> **Selected passage**:
'''
For instance, follow the dotted line associated with 1991 in the illustration above up to its intersection with the white diagonal. At that diagonal line, 1991 is (unsurprisingly) similar to itself. But if you move upward in the matrix (comparing 1991 to its own future), you rapidly get into red areas, revealing that 1994 is already quite different. The same thing is true if you move over a year to 1992 and then move down (comparing 1992 to its own past). At a “pinch point” like this, change is rapid. According to “The Evolution of Popular Music,” we’re looking at the advent of rap and hip-hop in the Billboard Hot 100. Contrast this pattern, for instance, to a year like 1975, in the middle of a big yellow square, where it’s possible to move several years up or down without encountering significant change.
Mathematically, “Foote novelty” is measured by sliding a smaller matrix along the diagonal timeline, multiplying it element-wise with the measurements of distance underlying all those red or yellow points. Then you add up the multiplied values. The smaller matrix has positive and negative coefficients corresponding to the “squares” you want to contrast, as seen on the right.
As you can see, matrices of this general shape will tend to produce a very high sum when they reach a pinch point where two yellow squares (of small distances) are separated by the corners of reddish squares (containing large distances) to the upper left and lower right. The areas of ones and negative-ones can be enlarged to measure larger windows of change.
This method works by subtracting the change on either side of a temporal boundary from the changes across the boundary itself. But it has one important weakness. The contrast between positive and negative areas in the matrix is not apples-to-apples, because comparisons made across a boundary are going to stretch across a longer span of time, on average, than the comparisons made within the half-spans on either side. (Concretely, you can see that the ones in the matrix above will be further from the central diagonal timeline than the negative-ones.)
If you’re interested in segmenting music, that imbalance may not matter. There’s a lot of repetition in music, and it’s not always true that a note will resemble a nearby note more than it resembles a note from elsewhere in the piece. Here’s a distance matrix, for instance, from The Well-Tempered Clavier, used by Foote as an example.
From Foote, “Automatic Audio Segmentation Using a Measure of Audio Novelty.”
Unlike the historical matrix in “The Evolution of Popular Music,” this has many light spots scattered all over — because notes are often repeated.
Original distance matrix produced using data from Mauch et al. (2015).
History doesn’t repeat itself in the same way. It’s extremely likely (almost certain) that music from 1992 will resemble music from 1991 more than it resembles music from 1965. That’s why the historical distance matrix has a single broad yellow path running from lower left to upper right.
'''
> **Given records**:
'''
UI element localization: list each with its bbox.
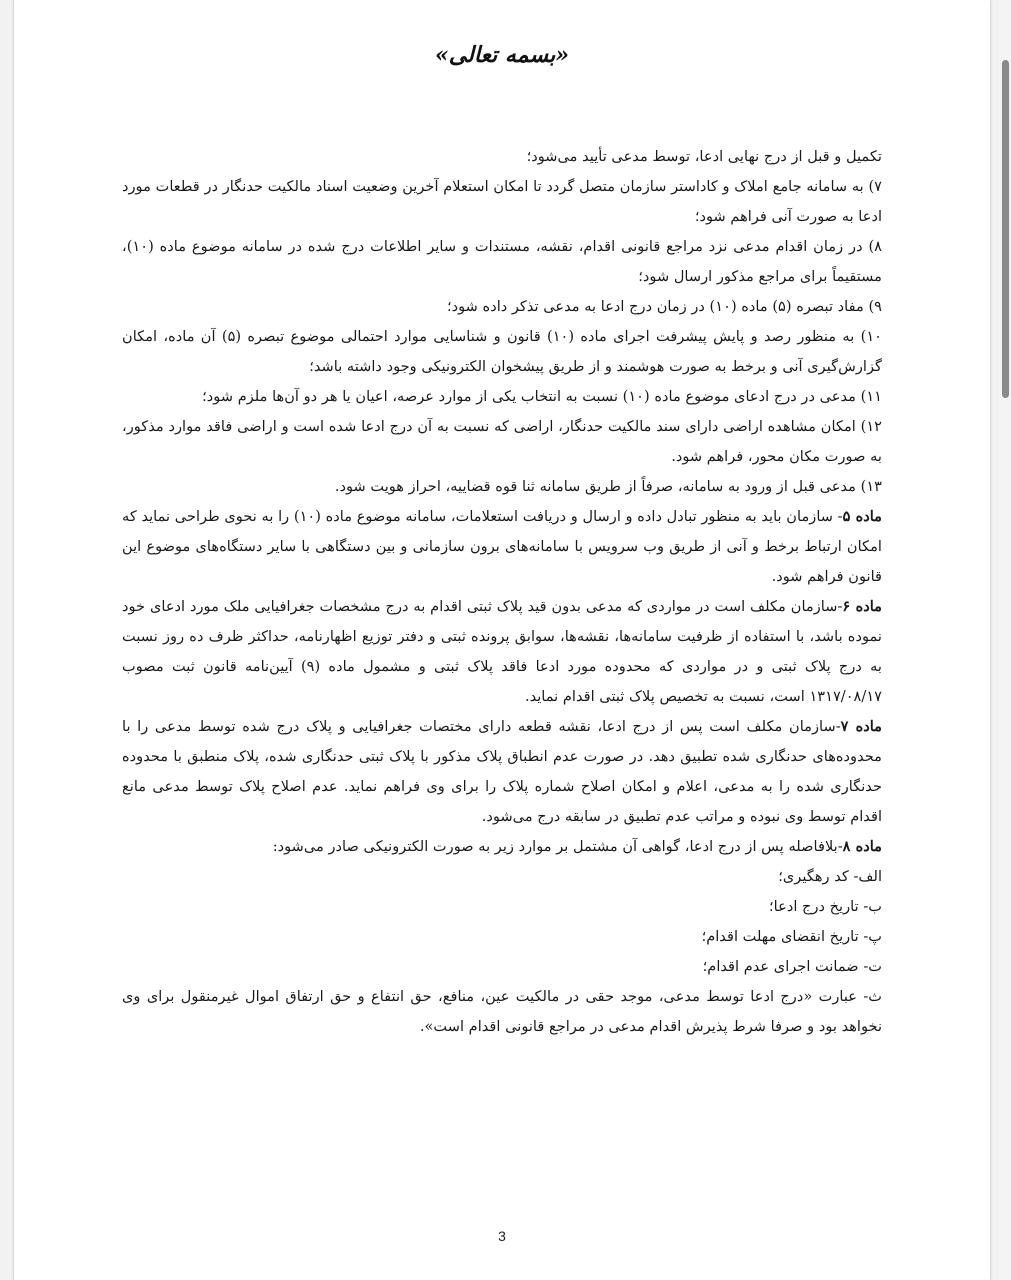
article-7 [122,712,882,832]
document-body [122,142,882,1042]
item-number: ۱۲) [860,418,882,435]
item-number: ۱۳) [860,478,882,495]
page-header-title: «بسمه تعالی» [435,42,569,68]
article-8 [122,832,882,862]
item-text: مدعی در درج ادعای موضوع ماده (۱۰) نسبت به انتخاب یکی از موارد عرصه، اعیان یا هر دو آن‌ها ملزم شود؛ [202,388,856,405]
subitem-pe: پ- تاریخ انقضای مهلت اقدام؛ [701,928,882,945]
item-number: ۹) [868,298,882,315]
article-label: ماده ۸ [842,838,882,855]
list-item-11 [122,382,882,412]
article-text: -بلافاصله پس از درج ادعا، گواهی آن مشتمل بر موارد زیر به صورت الکترونیکی صادر می‌شود: [272,838,843,855]
item-number: ۸) [868,238,882,255]
item-text: مفاد تبصره (۵) ماده (۱۰) در زمان درج ادعا به مدعی تذکر داده شود؛ [447,298,864,315]
article-6 [122,592,882,712]
item-number: ۱۱) [860,388,882,405]
scrollbar-thumb[interactable] [1002,60,1009,398]
subitem-se: ث- عبارت «درج ادعا توسط مدعی، موجد حقی در مالکیت عین، منافع، حق انتفاع و حق ارتفاق اموال غیرمنقول برای وی نخواهد بود و صرفا شرط پذیرش اقدام مدعی در مراجع قانونی اقدام است». [122,988,882,1035]
document-page [14,0,990,1280]
item-text: امکان مشاهده اراضی دارای سند مالکیت حدنگار، اراضی که نسبت به آن درج ادعا شده است و اراضی فاقد موارد مذکور، به صورت مکان محور، فراهم شود. [122,418,882,465]
list-item-12 [122,412,882,472]
item-text: به منظور رصد و پایش پیشرفت اجرای ماده (۱۰) قانون و شناسایی موارد احتمالی موضوع تبصره (۵) آن ماده، امکان گزارش‌گیری آنی و برخط به صورت هوشمند و از طریق پیشخوان الکترونیکی وجود داشته باشد؛ [122,328,882,375]
subitem-be: ب- تاریخ درج ادعا؛ [769,898,882,915]
list-item-8 [122,232,882,292]
list-item-13 [122,472,882,502]
article-text: -سازمان مکلف است پس از درج ادعا، نقشه قطعه دارای مختصات جغرافیایی و پلاک درج شده توسط مدعی را با محدوده‌های حدنگاری شده تطبیق دهد. در صورت عدم انطباق پلاک مذکور با پلاک ثبتی حدنگاری شده، پلاک منطبق با محدوده حدنگاری شده را به مدعی، اعلام و امکان اصلاح شماره پلاک را برای وی فراهم نماید. عدم اصلاح پلاک توسط مدعی مانع اقدام توسط وی نبوده و مراتب عدم تطبیق در سابقه درج می‌شود. [122,718,882,825]
page-number: 3 [498,1228,506,1244]
list-item-10 [122,322,882,382]
subitem-te: ت- ضمانت اجرای عدم اقدام؛ [702,958,882,975]
list-item-7 [122,172,882,232]
subitem-alef: الف- کد رهگیری؛ [778,868,882,885]
article-5 [122,502,882,592]
article-label: ماده ۶ [842,598,882,615]
vertical-scrollbar[interactable] [999,0,1011,1280]
item-text: به سامانه جامع املاک و کاداستر سازمان متصل گردد تا امکان استعلام آخرین وضعیت اسناد مالکیت حدنگار در قطعات مورد ادعا به صورت آنی فراهم شود؛ [122,178,882,225]
item-text: در زمان اقدام مدعی نزد مراجع قانونی اقدام، نقشه، مستندات و سایر اطلاعات درج شده در سامانه موضوع ماده (۱۰)، مستقیماً برای مراجع مذکور ارسال شود؛ [122,238,882,285]
item-number: ۷) [868,178,883,195]
article-text: -سازمان مکلف است در مواردی که مدعی بدون قید پلاک ثبتی اقدام به درج مشخصات جغرافیایی ملک مورد ادعای خود نموده باشد، با استفاده از ظرفیت سامانه‌ها، نقشه‌ها، سوابق پرونده ثبتی و دفتر توزیع اظهارنامه، حداکثر ظرف ده روز نسبت به درج پلاک ثبتی و در مواردی که محدوده مورد ادعا فاقد پلاک ثبتی و مشمول ماده (۹) آیین‌نامه قانون ثبت مصوب ۱۳۱۷/۰۸/۱۷ است، نسبت به تخصیص پلاک ثبتی اقدام نماید. [122,598,882,705]
continuation-line: تکمیل و قبل از درج نهایی ادعا، توسط مدعی تأیید می‌شود؛ [526,148,882,165]
article-label: ماده ۷ [840,718,882,735]
item-text: مدعی قبل از ورود به سامانه، صرفاً از طریق سامانه ثنا قوه قضاییه، احراز هویت شود. [334,478,856,495]
article-text: - سازمان باید به منظور تبادل داده و ارسال و دریافت استعلامات، سامانه موضوع ماده (۱۰) را به نحوی طراحی نماید که امکان ارتباط برخط و آنی از طریق وب سرویس با سامانه‌های برون سازمانی و بین دستگاهی با سایر دستگاه‌های موضوع این قانون فراهم شود. [122,508,882,585]
list-item-9 [122,292,882,322]
article-label: ماده ۵ [842,508,882,525]
item-number: ۱۰) [860,328,882,345]
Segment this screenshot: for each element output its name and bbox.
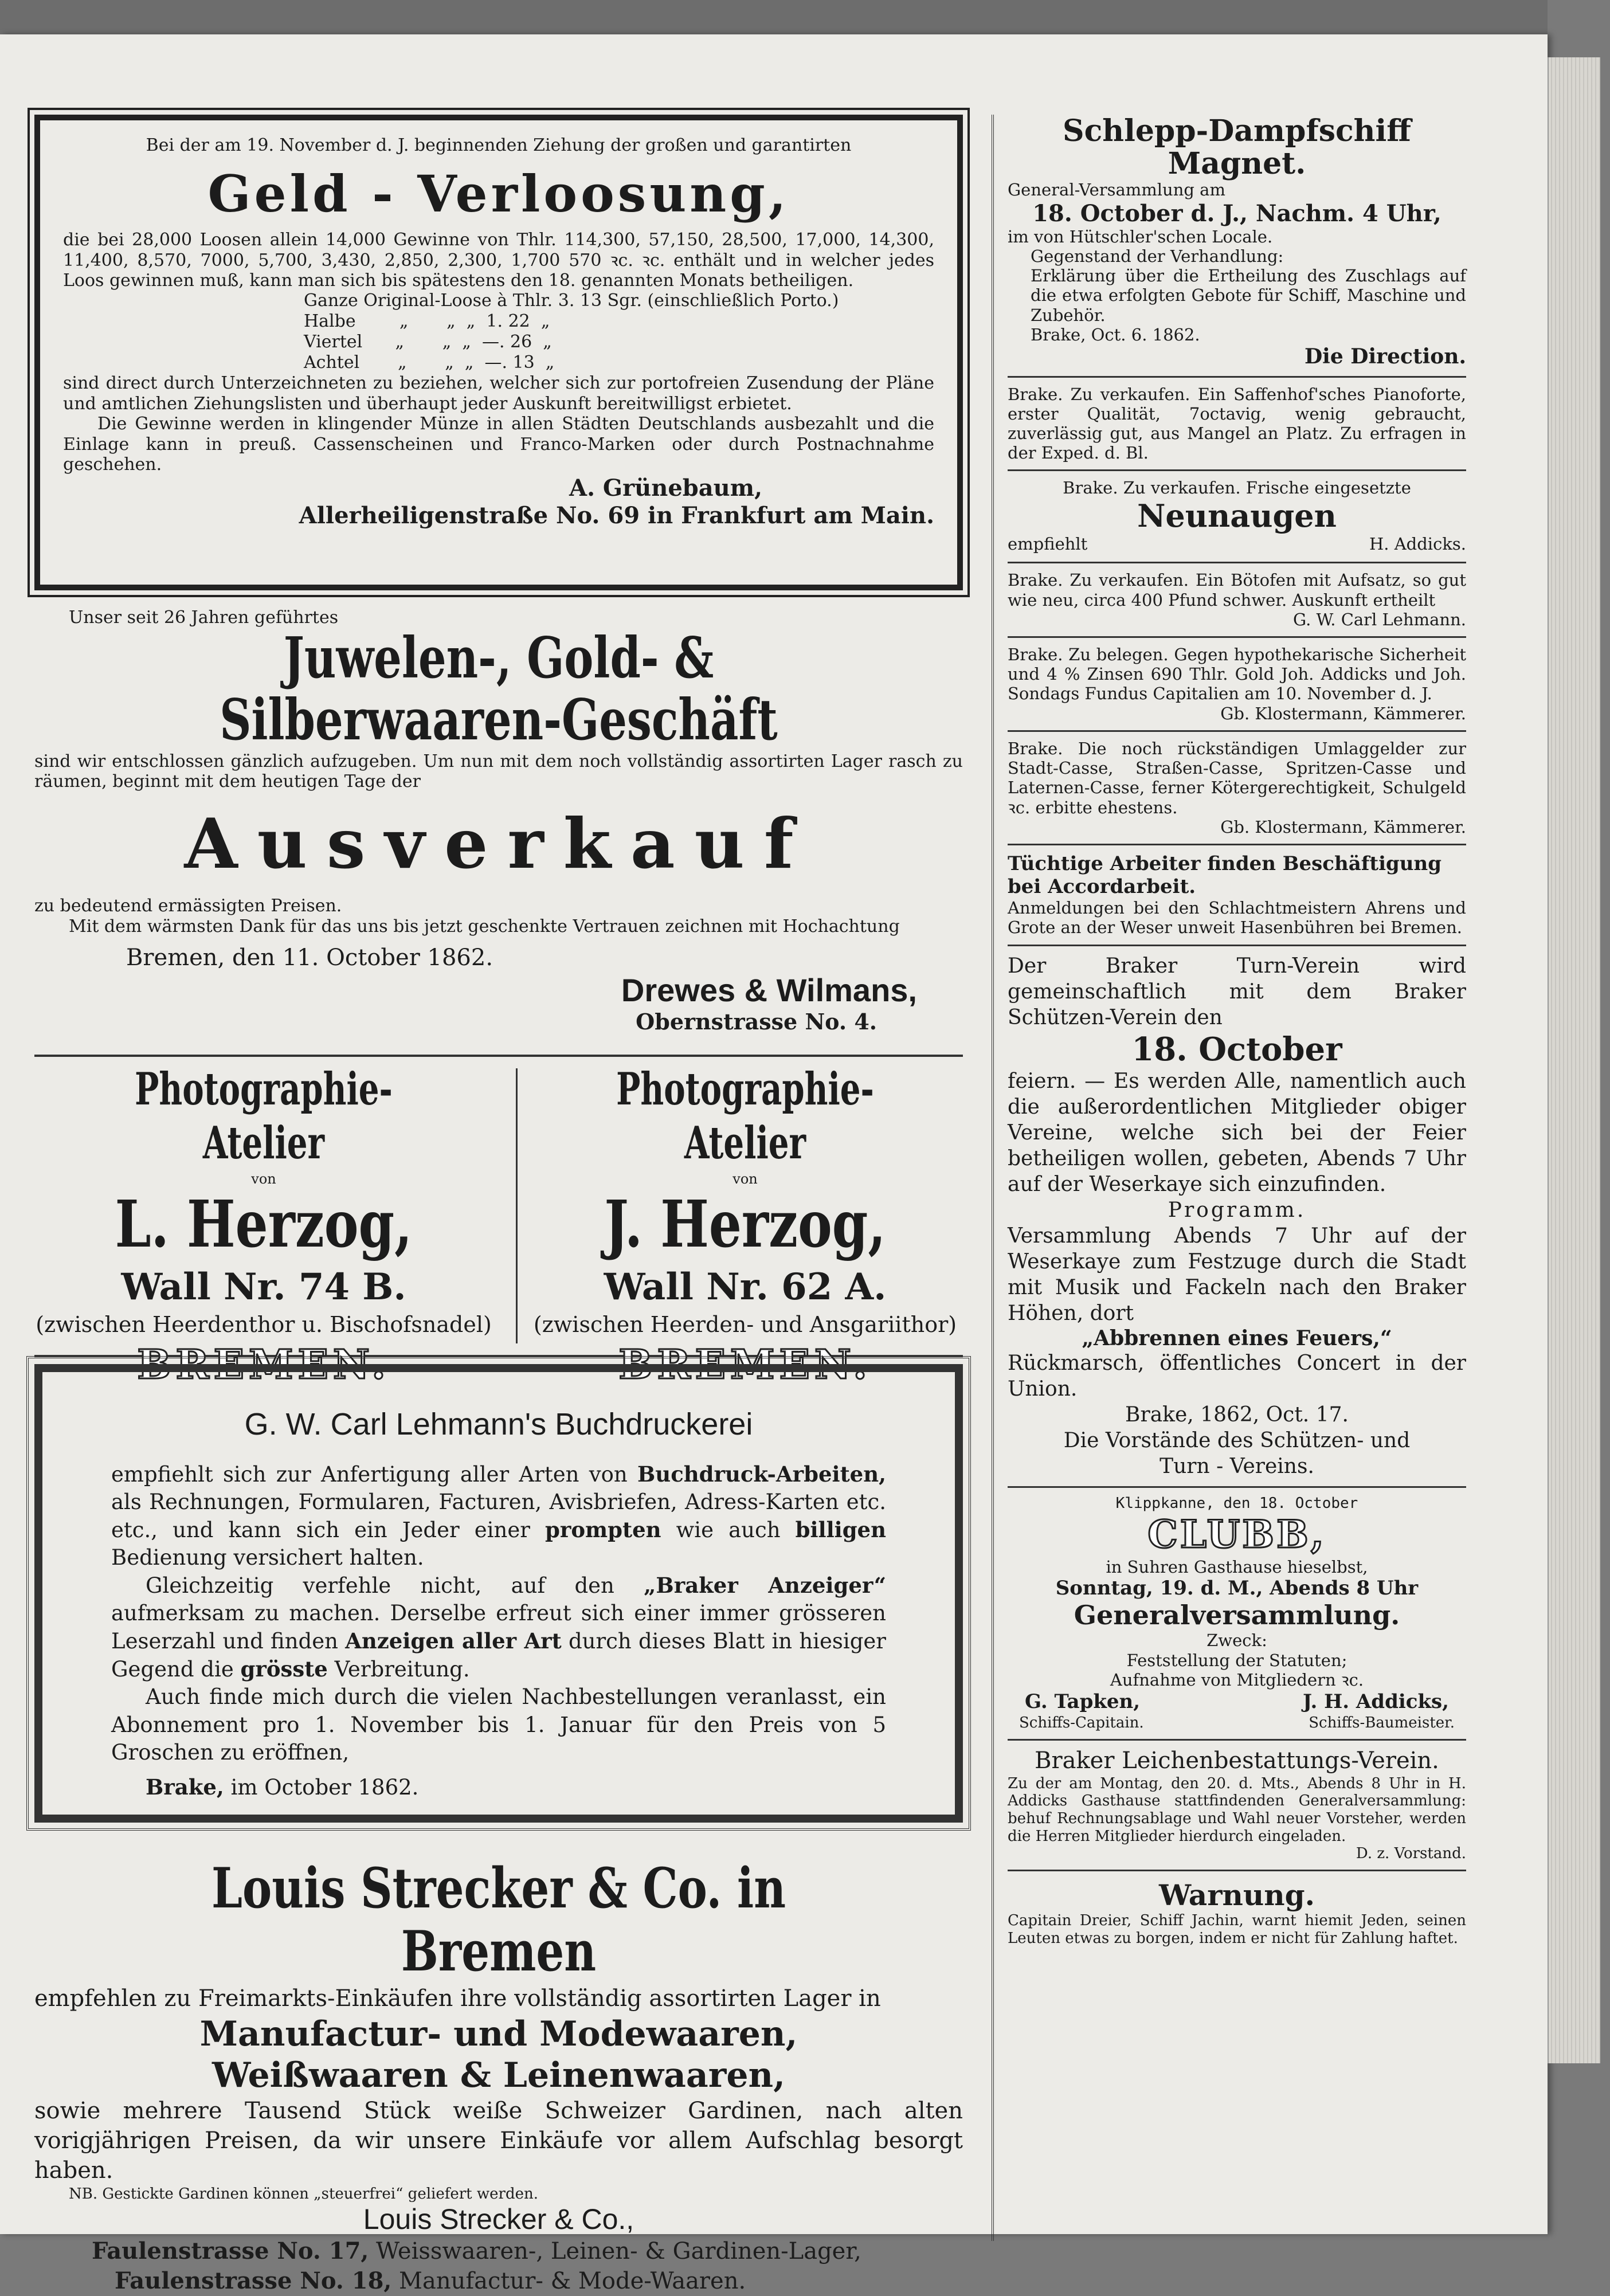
'''
> **Parts of the exercise**:
1: Answer these questions from the passage on Foote novelty:
(a) What does the pinch point near 1991 and 1992 mark in the Billboard Hot 100?
(b) Which piece supplies the distance matrix that Foote used as an example?
(c) What runs from lower left to upper right in the historical distance matrix?
2: Write out the part of the passage on Foote novelty starting at "This method works" and ending at "than the negative-ones.)", word for word.
3: Carry the passage on Foote novelty forward from its final sentence.
The items are separate from the passage on Foote novelty.

> **Task-by-task results**:
1:
(a) The advent of rap and hip-hop.
(b) The Well-Tempered Clavier.
(c) A single broad yellow path.

2:
This method works by subtracting the change on either side of a temporal boundary from the changes across the boundary itself. But it has one important weakness. The contrast between positive and negative areas in the matrix is not apples-to-apples, because comparisons made across a boundary are going to stretch across a longer span of time, on average, than the comparisons made within the half-spans on either side. (Concretely, you can see that the ones in the matrix above will be further from the central diagonal timeline than the negative-ones.)

3:
As a result, historical sequences are always going to produce very high measurements of Foote novelty. Comparisons across a boundary will always tend to create higher distances than the comparisons within the half-spans on either side, because differences across longer spans of time always tend to be bigger.
Matrix produced by permuting years and then measuring the distances between them.
This also makes it tricky to assess the significance of “Foote novelty” on historical evidence. You might ordinarily do this using a “permutation test.” Scramble all the segments of the timeline repeatedly and check Foote novelty each time, in order to see how often you get “squares” as big or well-marked as the ones you got in testing the real data. But that sort of scrambling will make no sense at all when you’re looking at history. If you scramble the years, you’ll always get a matrix that has a completely different structure of similarity — because it’s no longer sequential.
The Foote novelties you get from a randomized matrix like this will always be low, because “Foote novelty” partly measures the contrast between areas close to, and far from, the diagonal line (a contrast that simply doesn’t exist here).
This explains a deeply puzzling aspect of the original article. If you look at the significance curves labeled .001, .01, and 0.05 in the visualization of Foote novelties (above), you’ll notice that every point in the original timeline had a strongly significant novelty score. As interpreted by the caption, this seems to imply that change across every point was faster than average for the sequence … which … can’t possibly be true everywhere.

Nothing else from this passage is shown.